Exercise details = Carry on the comment thread about Rand Paul's criticism of Newt Gingrich, shown below, from the point where it stops.
(Supplied passage begins)
He is part of the Washington establishment I was sent to fight. He has been wrong on many of the major issues of the day, and he has taken money from those who helped cause the housing crisis and create millions of foreclosures.

What establishment politicians like Gingrich don’t understand is that the Republican Party wins when it stands up for what it believes in, as many of my new colleagues did in 2010.

We also win when we effectively run against big government. We cannot do that if we nominate a candidate who has both embraced it and been enriched by it.

We have a choice to make in a few weeks. If the tea party is to continue the work we resolved in 2010 to undertake, then we must not make a giant leap backward by electing big government, status quo Republicans like Gingrich in 2012.

Ok so who does Rand Paul endorse? Romney? Perry? Give me a break. Newt is the best we have. Is he perfect? No. Is he better than everyone else? Yes, by a mile. If Rand Paul is so concerned he should f*ing run.

Could Rand Paul possibly have a conflict of interest? Why would we listen to him any more than supporters of other candidtates re the presidential nomination? Of course he supports his father. Are they this dumb or do they just think we are?

Rand Paul should work to elect more senators and members of congress whose views match his. If he does enough he and the others can determine what laws get sent to the president for signature. If he does enough perhaps the newly constituted congress can be more effective than the class of 2010 has been.

And Rand Paul is an on the attack sock puppet for who exactly …

huskers-for-palin | December 9, 2011 at 11:16 pm

Dear Palin,

Stay away from this pile a GOP poop!!! They treat you like crap now their surrogates clammer and bitch for your support.
INGRATES !!!

Welcome to four more years of Barack Obama.

The GOP has disintegrated into near chaos and it is very clear that the best and brightest are nowhere to be found.

The more I see or hear from or of Gingrich, the more I see bad memories rekindled. I’ll not go into details here but Peggy Noonan’s recent appraisal pretty well nailed it. The last thing we need is someone who could be compared to a loaded gun with one in the chamber, a hair pin trigger and no safety… Yep Newt! If for some bizarre reason he were to be nominated and elected, the majority of Americans would hate as bad or worse than Obama within eighteen months.
(Supplied passage ends)
(Dataset records begins)
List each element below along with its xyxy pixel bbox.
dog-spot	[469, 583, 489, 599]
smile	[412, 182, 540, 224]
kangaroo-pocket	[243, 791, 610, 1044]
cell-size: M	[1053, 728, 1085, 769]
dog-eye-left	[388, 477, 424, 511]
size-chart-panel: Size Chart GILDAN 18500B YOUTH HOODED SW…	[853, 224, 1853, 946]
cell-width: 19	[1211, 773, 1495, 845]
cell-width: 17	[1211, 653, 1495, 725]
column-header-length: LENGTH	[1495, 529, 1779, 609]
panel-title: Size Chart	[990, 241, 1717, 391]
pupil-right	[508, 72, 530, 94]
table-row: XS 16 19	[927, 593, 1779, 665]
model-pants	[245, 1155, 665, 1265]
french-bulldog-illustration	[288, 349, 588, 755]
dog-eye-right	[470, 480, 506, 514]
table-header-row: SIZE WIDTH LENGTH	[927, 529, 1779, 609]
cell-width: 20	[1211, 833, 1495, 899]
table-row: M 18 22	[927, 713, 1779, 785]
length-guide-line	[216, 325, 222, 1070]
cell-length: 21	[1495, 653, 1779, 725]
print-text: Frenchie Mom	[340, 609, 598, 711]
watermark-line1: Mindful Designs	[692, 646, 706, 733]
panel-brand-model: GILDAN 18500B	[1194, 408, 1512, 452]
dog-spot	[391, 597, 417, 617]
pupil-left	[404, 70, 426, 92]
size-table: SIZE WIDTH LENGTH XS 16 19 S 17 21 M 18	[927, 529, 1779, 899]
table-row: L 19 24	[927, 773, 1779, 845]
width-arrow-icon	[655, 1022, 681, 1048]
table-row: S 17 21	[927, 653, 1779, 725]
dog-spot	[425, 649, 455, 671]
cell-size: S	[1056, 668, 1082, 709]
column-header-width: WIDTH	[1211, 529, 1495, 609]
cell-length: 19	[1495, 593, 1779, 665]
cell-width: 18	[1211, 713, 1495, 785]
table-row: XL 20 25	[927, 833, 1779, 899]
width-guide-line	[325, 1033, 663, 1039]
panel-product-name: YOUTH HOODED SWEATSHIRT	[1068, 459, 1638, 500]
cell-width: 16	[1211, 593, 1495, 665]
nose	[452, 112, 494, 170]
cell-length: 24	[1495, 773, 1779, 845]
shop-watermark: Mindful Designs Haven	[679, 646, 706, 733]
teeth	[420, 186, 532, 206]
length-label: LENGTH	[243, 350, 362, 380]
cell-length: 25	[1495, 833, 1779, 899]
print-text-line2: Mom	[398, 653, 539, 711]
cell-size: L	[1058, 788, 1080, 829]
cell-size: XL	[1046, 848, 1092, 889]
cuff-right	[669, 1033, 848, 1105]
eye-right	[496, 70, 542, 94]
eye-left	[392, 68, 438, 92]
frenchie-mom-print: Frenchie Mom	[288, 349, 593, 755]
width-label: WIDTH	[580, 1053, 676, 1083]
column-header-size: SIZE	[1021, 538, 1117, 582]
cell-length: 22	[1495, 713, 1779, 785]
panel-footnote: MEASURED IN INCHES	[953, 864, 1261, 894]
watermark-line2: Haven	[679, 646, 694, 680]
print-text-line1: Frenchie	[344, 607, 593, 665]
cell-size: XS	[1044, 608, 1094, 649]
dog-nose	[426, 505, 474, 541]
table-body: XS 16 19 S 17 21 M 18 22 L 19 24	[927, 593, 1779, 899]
(Dataset records ends)
Reply =
No thanks!

The only hope for this nation is for it to descend into a super crisis zone in the next four years that the generals take over. Either that or a Jeffersonian revolution.

Just be prepared for rough sledding ahead.

Poor Mitt. He’s probably feeling about like Hillary did in 2007/2008 when it became apparent that she wasn’t the “choice”.

I’m in the ABO camp, the thing that will get my vote is who can defeat at marxist moron in the WH next November.

The fact that Romney cannot even take on Newt is not good, I would rather have Romney directly confront Newt on the main point. WHO IS MORE ELECTABLE IN THE GENERAL AGAINST BARRY SOETERO?
That I would respect of Romney, he seems reluctant to do that

As for Newt, I cannot stand this man, absolutely loathe him, I was a Clinton supporter in the 90’s, I remember all the temper tantrums the Newt had, if Romney wants to win, he needs to make the point of his argument exactly that, do you want a candidate who has a lesser chance of beating that marxist in the WH?

Being said that I cannot stand Newt, I will vote for him if he is the repub nominee, and for me to come to that conclusion is more than I can fathom. The undemocratic radical party has no place for conservative JFK democrats like me. The entire party can get flushed down the toilet for all I care, I’m a registered Independent now and plan on staying that way.

As for the comment one poster said about Hillary not being the DNC’s choice, note, that’s why I call it the undemocratic party, they stole 4 delegates from her to give to that marxist Barry, THERE IS NOTHING DEMOCRATIC ABOUT THE “DEMOCRATIC” PARTY.

The republican nomination party seems much more democratic, as much as it pains me to say it, as a recovering demonrat.

Romney, or Newt, ABO. ABO, I will support either in the general, there is nothing the DNC can say to make me not vote for the republican nominee. This process is only toughening them up, because you can bet the MSM will be in full campaign mode for their dear leader in 2012.

    JayDick in reply to alex. | December 10, 2011 at 8:27 am

    Your position is much more logical than some of the other rants posted here and elsewhere.

    I agree that by far the most important consideration is who is most likely to beat Obama and that our consideration should be focused there. I think only Romney and Gingrich have a reasonable chance. So, which is a better candidate?

    To me, Gingrich is a much more vigorous and effective campaigner. He will confront the lies and distortions in Obama’s rhetoric like no one else can. His memory is encyclopaedic with instant recall. Obama won’t be able to get away with false statements that sound good; Newt will confront his lies directly. A likely response: “Mr. President, that’s just not true.”

    Romney would make a decent President, but I don’t think he would be as effective a campaigner. How about Romney as VP?

    But, as you say, ABO.

    Henry Hawkins in reply to alex. | December 10, 2011 at 10:50 am

    “…who can defeat that marxist moron in the WH…”

    Alex, could you be more specific? This only narrows it down to 200-300 people.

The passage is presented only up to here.